»»
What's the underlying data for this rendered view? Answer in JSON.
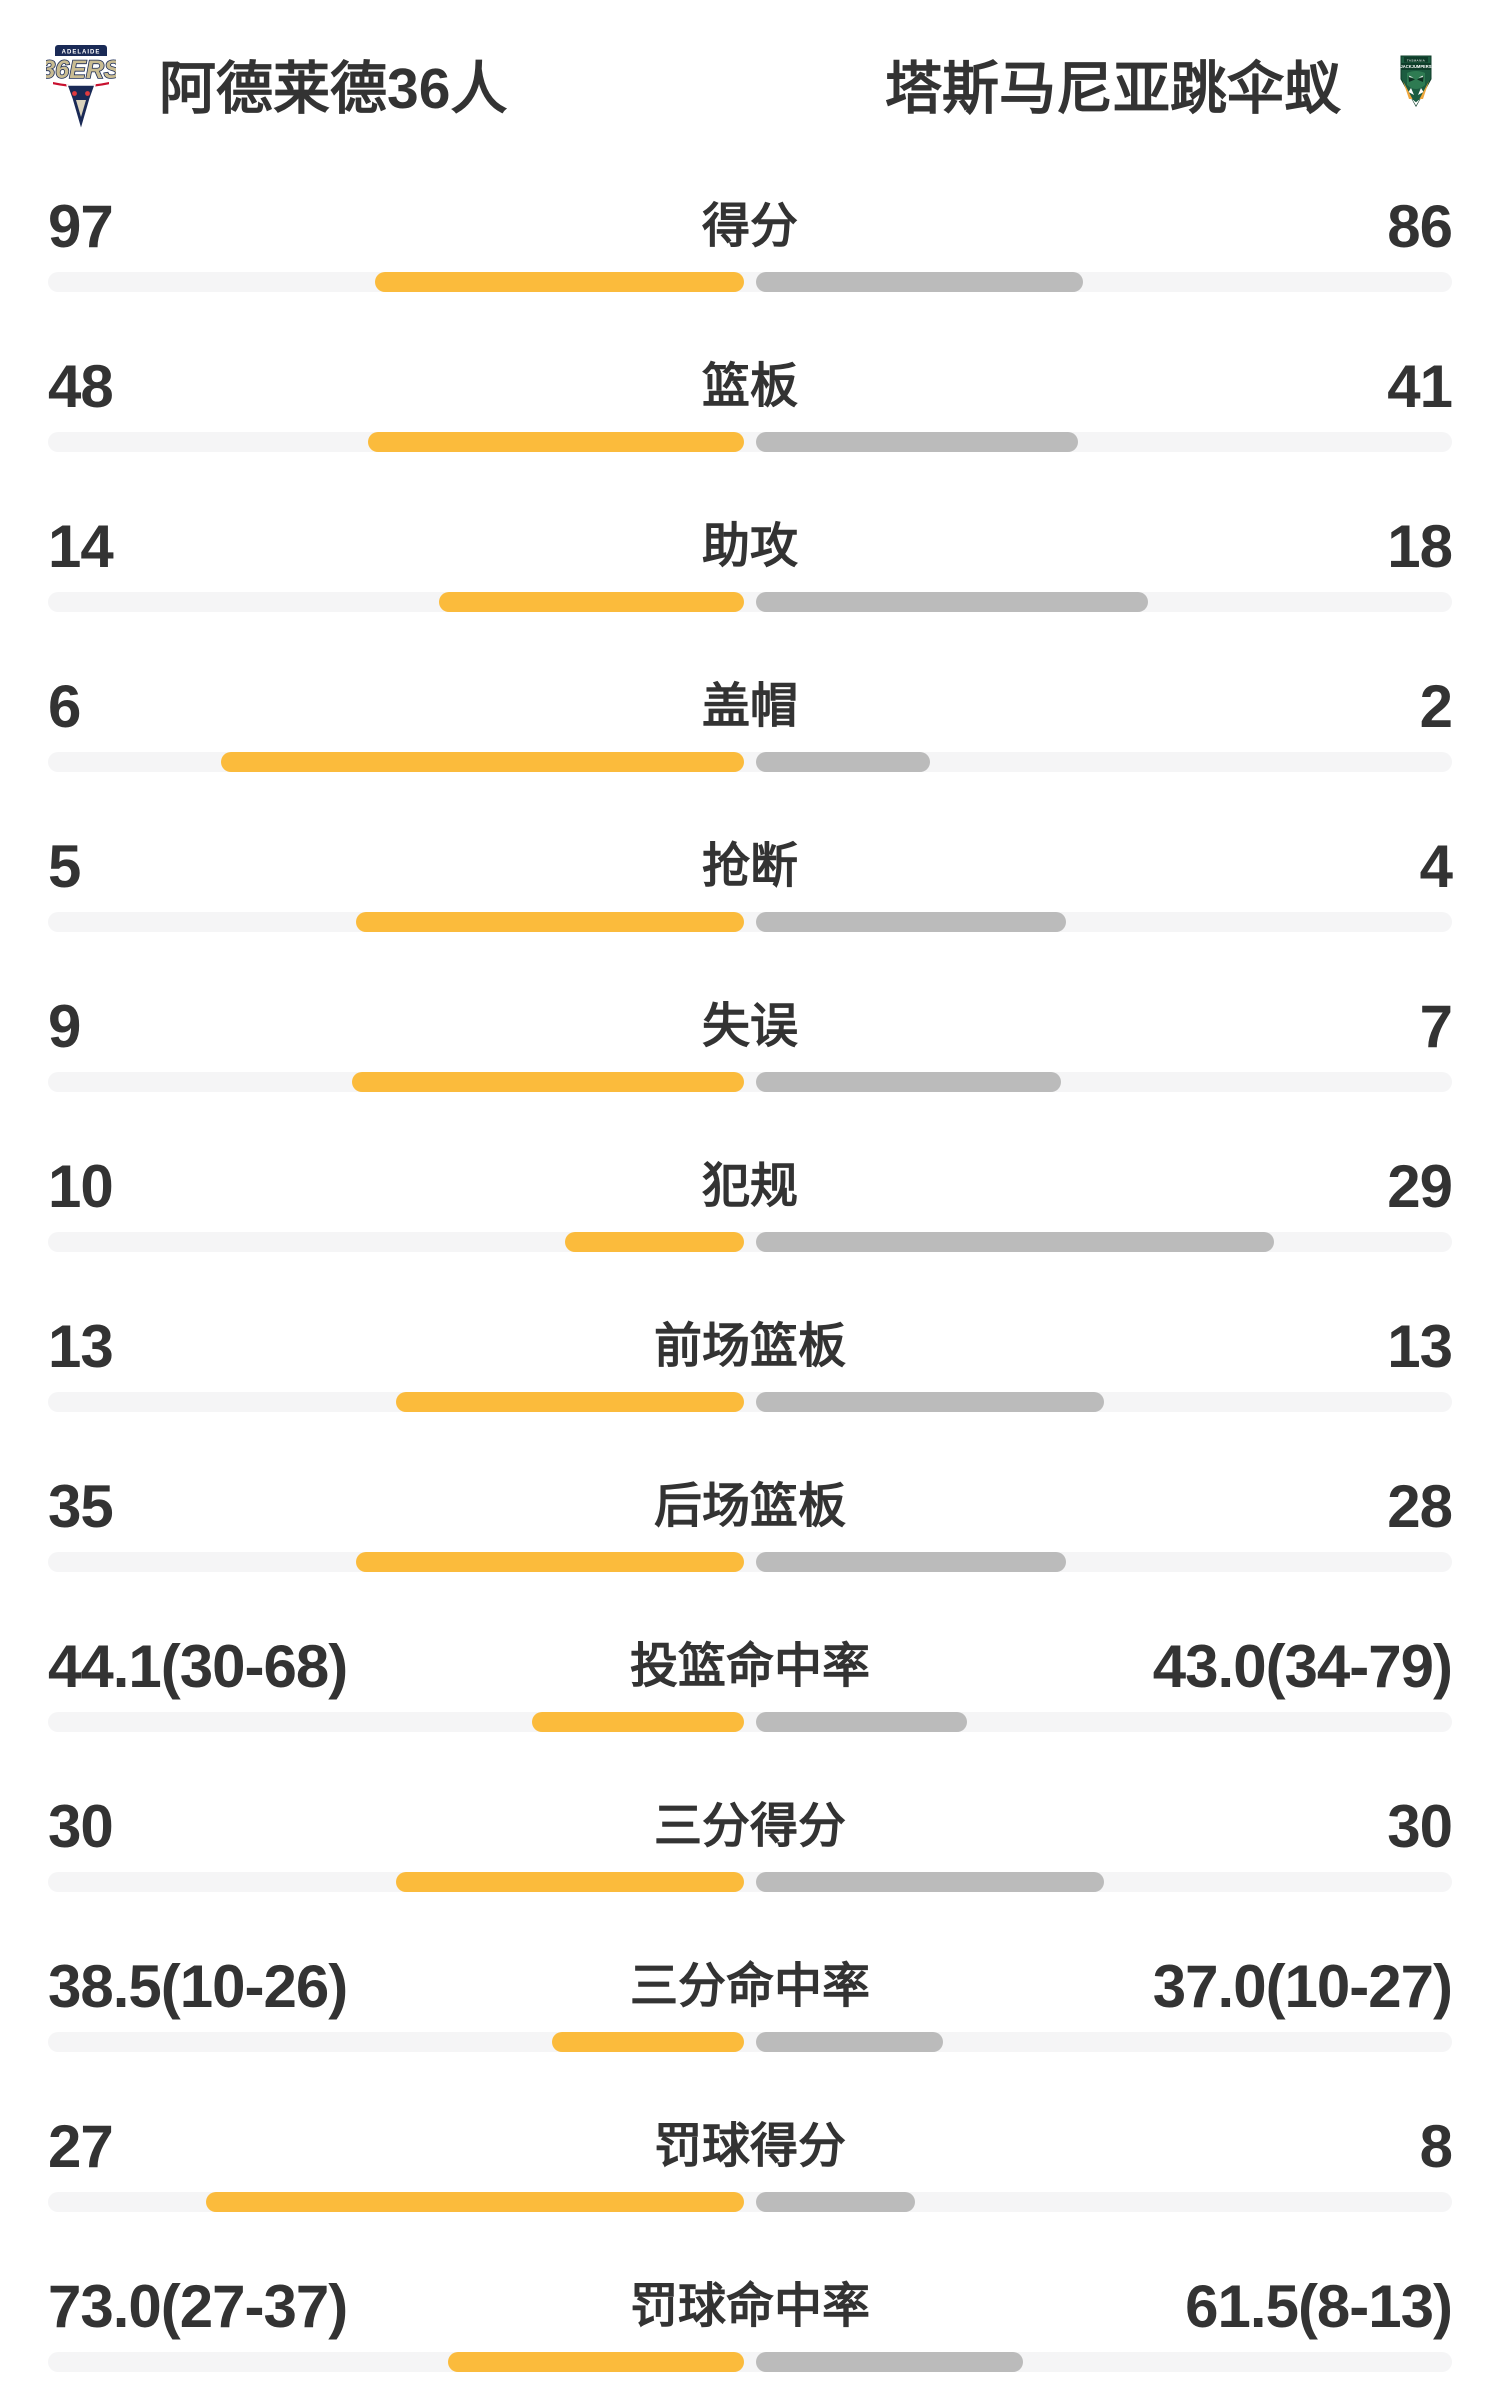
{
  "header": {
    "home": {
      "name": "阿德莱德36人",
      "logo_banner": "ADELAIDE",
      "logo_text": "36ERS"
    },
    "away": {
      "name": "塔斯马尼亚跳伞蚁",
      "logo_banner": "TASMANIA",
      "logo_text": "JACKJUMPERS"
    }
  },
  "colors": {
    "home_bar": "#FBBB3C",
    "away_bar": "#BBBBBB",
    "track": "#F5F5F6",
    "text": "#333333",
    "home_logo_navy": "#1A2A56",
    "home_logo_tan": "#C9BC92",
    "home_logo_red": "#C8102E",
    "away_logo_green": "#1C5C40",
    "away_logo_dark": "#0F3D2A",
    "away_logo_gold": "#EFA73D"
  },
  "chart_data": {
    "type": "bar",
    "orientation": "center-split horizontal comparison",
    "categories": [
      "得分",
      "篮板",
      "助攻",
      "盖帽",
      "抢断",
      "失误",
      "犯规",
      "前场篮板",
      "后场篮板",
      "投篮命中率",
      "三分得分",
      "三分命中率",
      "罚球得分",
      "罚球命中率"
    ],
    "series": [
      {
        "name": "阿德莱德36人",
        "values": [
          97,
          48,
          14,
          6,
          5,
          9,
          10,
          13,
          35,
          44.1,
          30,
          38.5,
          27,
          73.0
        ]
      },
      {
        "name": "塔斯马尼亚跳伞蚁",
        "values": [
          86,
          41,
          18,
          2,
          4,
          7,
          29,
          13,
          28,
          43.0,
          30,
          37.0,
          8,
          61.5
        ]
      }
    ],
    "rows": [
      {
        "label": "得分",
        "left": "97",
        "right": "86",
        "left_pct": 52.5,
        "right_pct": 46.6
      },
      {
        "label": "篮板",
        "left": "48",
        "right": "41",
        "left_pct": 53.6,
        "right_pct": 45.8
      },
      {
        "label": "助攻",
        "left": "14",
        "right": "18",
        "left_pct": 43.4,
        "right_pct": 55.9
      },
      {
        "label": "盖帽",
        "left": "6",
        "right": "2",
        "left_pct": 74.5,
        "right_pct": 24.8
      },
      {
        "label": "抢断",
        "left": "5",
        "right": "4",
        "left_pct": 55.2,
        "right_pct": 44.2
      },
      {
        "label": "失误",
        "left": "9",
        "right": "7",
        "left_pct": 55.9,
        "right_pct": 43.4
      },
      {
        "label": "犯规",
        "left": "10",
        "right": "29",
        "left_pct": 25.5,
        "right_pct": 73.8
      },
      {
        "label": "前场篮板",
        "left": "13",
        "right": "13",
        "left_pct": 49.6,
        "right_pct": 49.6
      },
      {
        "label": "后场篮板",
        "left": "35",
        "right": "28",
        "left_pct": 55.2,
        "right_pct": 44.2
      },
      {
        "label": "投篮命中率",
        "left": "44.1(30-68)",
        "right": "43.0(34-79)",
        "left_pct": 30.2,
        "right_pct": 30.1
      },
      {
        "label": "三分得分",
        "left": "30",
        "right": "30",
        "left_pct": 49.6,
        "right_pct": 49.6
      },
      {
        "label": "三分命中率",
        "left": "38.5(10-26)",
        "right": "37.0(10-27)",
        "left_pct": 27.4,
        "right_pct": 26.6
      },
      {
        "label": "罚球得分",
        "left": "27",
        "right": "8",
        "left_pct": 76.6,
        "right_pct": 22.6
      },
      {
        "label": "罚球命中率",
        "left": "73.0(27-37)",
        "right": "61.5(8-13)",
        "left_pct": 42.2,
        "right_pct": 38.0
      }
    ]
  }
}
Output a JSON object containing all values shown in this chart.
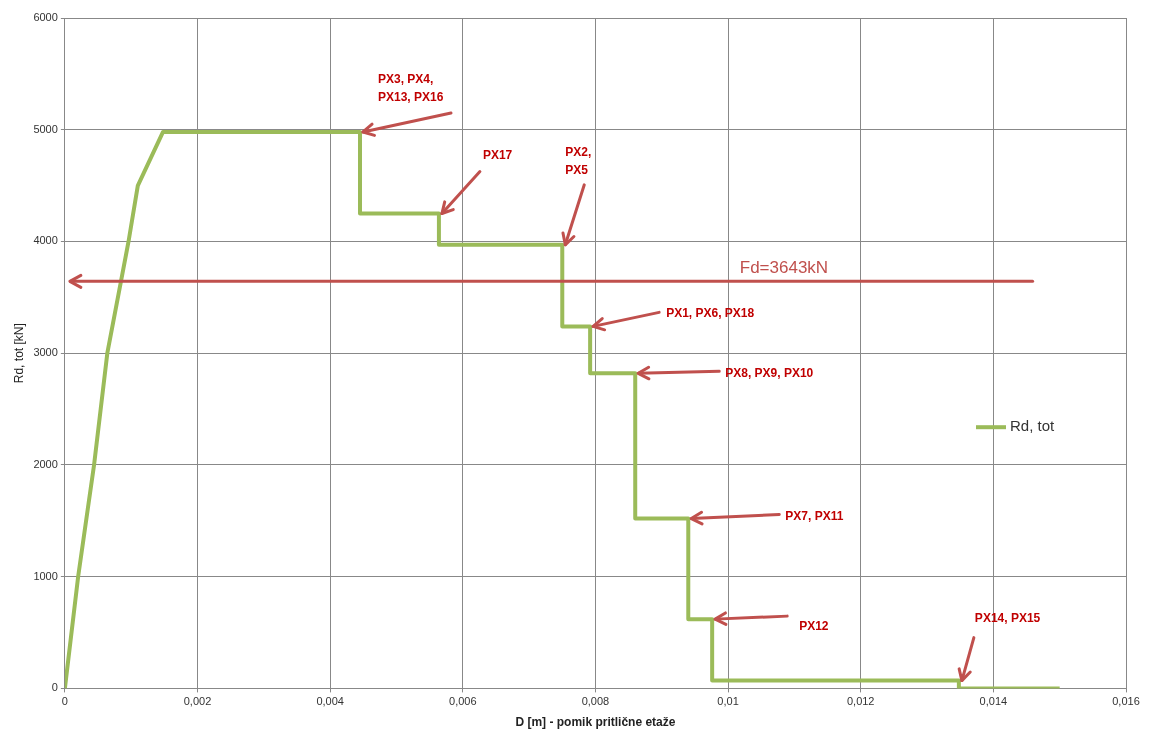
{
  "chart_data": {
    "type": "line",
    "xlabel": "D [m] - pomik pritlične etaže",
    "ylabel": "Rd, tot [kN]",
    "x": [
      0,
      0.0002,
      0.00044,
      0.00064,
      0.00096,
      0.0011,
      0.00148,
      0.00445,
      0.00445,
      0.00564,
      0.00564,
      0.0075,
      0.0075,
      0.00792,
      0.00792,
      0.0086,
      0.0086,
      0.0094,
      0.0094,
      0.00976,
      0.00976,
      0.01348,
      0.01348,
      0.015
    ],
    "series": [
      {
        "name": "Rd, tot",
        "color": "#9bbb59",
        "values": [
          0,
          1000,
          2000,
          3000,
          4000,
          4500,
          4980,
          4980,
          4250,
          4250,
          3970,
          3970,
          3240,
          3240,
          2820,
          2820,
          1520,
          1520,
          620,
          620,
          70,
          70,
          0,
          0
        ]
      }
    ],
    "xlim": [
      0,
      0.016
    ],
    "xticks": [
      0,
      {
        "value": 0.002,
        "label": "0,002"
      },
      {
        "value": 0.004,
        "label": "0,004"
      },
      {
        "value": 0.006,
        "label": "0,006"
      },
      {
        "value": 0.008,
        "label": "0,008"
      },
      {
        "value": 0.01,
        "label": "0,01"
      },
      {
        "value": 0.012,
        "label": "0,012"
      },
      {
        "value": 0.014,
        "label": "0,014"
      },
      {
        "value": 0.016,
        "label": "0,016"
      }
    ],
    "ylim": [
      0,
      6000
    ],
    "yticks": [
      0,
      1000,
      2000,
      3000,
      4000,
      5000,
      6000
    ],
    "ref_lines": [
      {
        "axis": "y",
        "value": 3643,
        "label": "Fd=3643kN",
        "color": "#c0504d"
      }
    ],
    "annotations": [
      {
        "text": "PX3, PX4,\nPX13, PX16",
        "x": 0.00445,
        "y": 4980
      },
      {
        "text": "PX17",
        "x": 0.00564,
        "y": 4250
      },
      {
        "text": "PX2,\nPX5",
        "x": 0.0075,
        "y": 3970
      },
      {
        "text": "PX1, PX6, PX18",
        "x": 0.00792,
        "y": 3240
      },
      {
        "text": "PX8, PX9, PX10",
        "x": 0.0086,
        "y": 2820
      },
      {
        "text": "PX7, PX11",
        "x": 0.0094,
        "y": 1520
      },
      {
        "text": "PX12",
        "x": 0.00976,
        "y": 620
      },
      {
        "text": "PX14, PX15",
        "x": 0.01348,
        "y": 70
      }
    ],
    "grid": true,
    "legend": "right",
    "marker": "none",
    "line_style": "solid"
  }
}
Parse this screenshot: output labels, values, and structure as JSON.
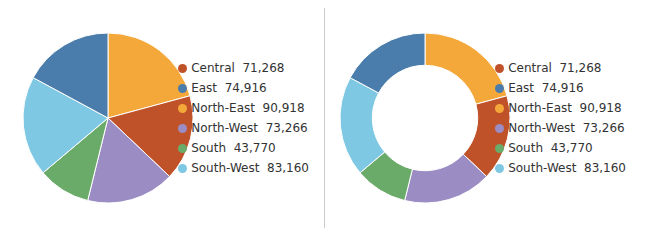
{
  "chart_data": [
    {
      "type": "pie",
      "categories": [
        "North-East  90,918",
        "Central  71,268",
        "North-West  73,266",
        "South  43,770",
        "South-West  83,160",
        "East  74,916"
      ],
      "values": [
        90918,
        71268,
        73266,
        43770,
        83160,
        74916
      ],
      "colors": [
        "#F5A83A",
        "#C0522A",
        "#9B8DC4",
        "#6AAB6A",
        "#7EC8E3",
        "#4A7DAB"
      ],
      "legend": "right"
    },
    {
      "type": "donut",
      "categories": [
        "North-East  90,918",
        "Central  71,268",
        "North-West  73,266",
        "South  43,770",
        "South-West  83,160",
        "East  74,916"
      ],
      "values": [
        90918,
        71268,
        73266,
        43770,
        83160,
        74916
      ],
      "colors": [
        "#F5A83A",
        "#C0522A",
        "#9B8DC4",
        "#6AAB6A",
        "#7EC8E3",
        "#4A7DAB"
      ],
      "legend": "right"
    }
  ]
}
««
Repeat the material above in full and exactly, apart from the pictures.

What's the underlying data for this rendered view? Answer in JSON.
{
  "header": {
    "home": {
      "name": "阿德莱德36人",
      "logo_banner": "ADELAIDE",
      "logo_text": "36ERS"
    },
    "away": {
      "name": "塔斯马尼亚跳伞蚁",
      "logo_banner": "TASMANIA",
      "logo_text": "JACKJUMPERS"
    }
  },
  "colors": {
    "home_bar": "#FBBB3C",
    "away_bar": "#BBBBBB",
    "track": "#F5F5F6",
    "text": "#333333",
    "home_logo_navy": "#1A2A56",
    "home_logo_tan": "#C9BC92",
    "home_logo_red": "#C8102E",
    "away_logo_green": "#1C5C40",
    "away_logo_dark": "#0F3D2A",
    "away_logo_gold": "#EFA73D"
  },
  "chart_data": {
    "type": "bar",
    "orientation": "center-split horizontal comparison",
    "categories": [
      "得分",
      "篮板",
      "助攻",
      "盖帽",
      "抢断",
      "失误",
      "犯规",
      "前场篮板",
      "后场篮板",
      "投篮命中率",
      "三分得分",
      "三分命中率",
      "罚球得分",
      "罚球命中率"
    ],
    "series": [
      {
        "name": "阿德莱德36人",
        "values": [
          97,
          48,
          14,
          6,
          5,
          9,
          10,
          13,
          35,
          44.1,
          30,
          38.5,
          27,
          73.0
        ]
      },
      {
        "name": "塔斯马尼亚跳伞蚁",
        "values": [
          86,
          41,
          18,
          2,
          4,
          7,
          29,
          13,
          28,
          43.0,
          30,
          37.0,
          8,
          61.5
        ]
      }
    ],
    "rows": [
      {
        "label": "得分",
        "left": "97",
        "right": "86",
        "left_pct": 52.5,
        "right_pct": 46.6
      },
      {
        "label": "篮板",
        "left": "48",
        "right": "41",
        "left_pct": 53.6,
        "right_pct": 45.8
      },
      {
        "label": "助攻",
        "left": "14",
        "right": "18",
        "left_pct": 43.4,
        "right_pct": 55.9
      },
      {
        "label": "盖帽",
        "left": "6",
        "right": "2",
        "left_pct": 74.5,
        "right_pct": 24.8
      },
      {
        "label": "抢断",
        "left": "5",
        "right": "4",
        "left_pct": 55.2,
        "right_pct": 44.2
      },
      {
        "label": "失误",
        "left": "9",
        "right": "7",
        "left_pct": 55.9,
        "right_pct": 43.4
      },
      {
        "label": "犯规",
        "left": "10",
        "right": "29",
        "left_pct": 25.5,
        "right_pct": 73.8
      },
      {
        "label": "前场篮板",
        "left": "13",
        "right": "13",
        "left_pct": 49.6,
        "right_pct": 49.6
      },
      {
        "label": "后场篮板",
        "left": "35",
        "right": "28",
        "left_pct": 55.2,
        "right_pct": 44.2
      },
      {
        "label": "投篮命中率",
        "left": "44.1(30-68)",
        "right": "43.0(34-79)",
        "left_pct": 30.2,
        "right_pct": 30.1
      },
      {
        "label": "三分得分",
        "left": "30",
        "right": "30",
        "left_pct": 49.6,
        "right_pct": 49.6
      },
      {
        "label": "三分命中率",
        "left": "38.5(10-26)",
        "right": "37.0(10-27)",
        "left_pct": 27.4,
        "right_pct": 26.6
      },
      {
        "label": "罚球得分",
        "left": "27",
        "right": "8",
        "left_pct": 76.6,
        "right_pct": 22.6
      },
      {
        "label": "罚球命中率",
        "left": "73.0(27-37)",
        "right": "61.5(8-13)",
        "left_pct": 42.2,
        "right_pct": 38.0
      }
    ]
  }
}
Output a JSON object containing all values shown in this chart.
{
  "chart_data": {
    "type": "line",
    "xlabel": "D [m] - pomik pritlične etaže",
    "ylabel": "Rd, tot [kN]",
    "x": [
      0,
      0.0002,
      0.00044,
      0.00064,
      0.00096,
      0.0011,
      0.00148,
      0.00445,
      0.00445,
      0.00564,
      0.00564,
      0.0075,
      0.0075,
      0.00792,
      0.00792,
      0.0086,
      0.0086,
      0.0094,
      0.0094,
      0.00976,
      0.00976,
      0.01348,
      0.01348,
      0.015
    ],
    "series": [
      {
        "name": "Rd, tot",
        "color": "#9bbb59",
        "values": [
          0,
          1000,
          2000,
          3000,
          4000,
          4500,
          4980,
          4980,
          4250,
          4250,
          3970,
          3970,
          3240,
          3240,
          2820,
          2820,
          1520,
          1520,
          620,
          620,
          70,
          70,
          0,
          0
        ]
      }
    ],
    "xlim": [
      0,
      0.016
    ],
    "xticks": [
      0,
      {
        "value": 0.002,
        "label": "0,002"
      },
      {
        "value": 0.004,
        "label": "0,004"
      },
      {
        "value": 0.006,
        "label": "0,006"
      },
      {
        "value": 0.008,
        "label": "0,008"
      },
      {
        "value": 0.01,
        "label": "0,01"
      },
      {
        "value": 0.012,
        "label": "0,012"
      },
      {
        "value": 0.014,
        "label": "0,014"
      },
      {
        "value": 0.016,
        "label": "0,016"
      }
    ],
    "ylim": [
      0,
      6000
    ],
    "yticks": [
      0,
      1000,
      2000,
      3000,
      4000,
      5000,
      6000
    ],
    "ref_lines": [
      {
        "axis": "y",
        "value": 3643,
        "label": "Fd=3643kN",
        "color": "#c0504d"
      }
    ],
    "annotations": [
      {
        "text": "PX3, PX4,\nPX13, PX16",
        "x": 0.00445,
        "y": 4980
      },
      {
        "text": "PX17",
        "x": 0.00564,
        "y": 4250
      },
      {
        "text": "PX2,\nPX5",
        "x": 0.0075,
        "y": 3970
      },
      {
        "text": "PX1, PX6, PX18",
        "x": 0.00792,
        "y": 3240
      },
      {
        "text": "PX8, PX9, PX10",
        "x": 0.0086,
        "y": 2820
      },
      {
        "text": "PX7, PX11",
        "x": 0.0094,
        "y": 1520
      },
      {
        "text": "PX12",
        "x": 0.00976,
        "y": 620
      },
      {
        "text": "PX14, PX15",
        "x": 0.01348,
        "y": 70
      }
    ],
    "grid": true,
    "legend": "right",
    "marker": "none",
    "line_style": "solid"
  }
}
Parse this screenshot: output labels, values, and structure as JSON.
{
  "chart_data": [
    {
      "type": "pie",
      "categories": [
        "North-East  90,918",
        "Central  71,268",
        "North-West  73,266",
        "South  43,770",
        "South-West  83,160",
        "East  74,916"
      ],
      "values": [
        90918,
        71268,
        73266,
        43770,
        83160,
        74916
      ],
      "colors": [
        "#F5A83A",
        "#C0522A",
        "#9B8DC4",
        "#6AAB6A",
        "#7EC8E3",
        "#4A7DAB"
      ],
      "legend": "right"
    },
    {
      "type": "donut",
      "categories": [
        "North-East  90,918",
        "Central  71,268",
        "North-West  73,266",
        "South  43,770",
        "South-West  83,160",
        "East  74,916"
      ],
      "values": [
        90918,
        71268,
        73266,
        43770,
        83160,
        74916
      ],
      "colors": [
        "#F5A83A",
        "#C0522A",
        "#9B8DC4",
        "#6AAB6A",
        "#7EC8E3",
        "#4A7DAB"
      ],
      "legend": "right"
    }
  ]
}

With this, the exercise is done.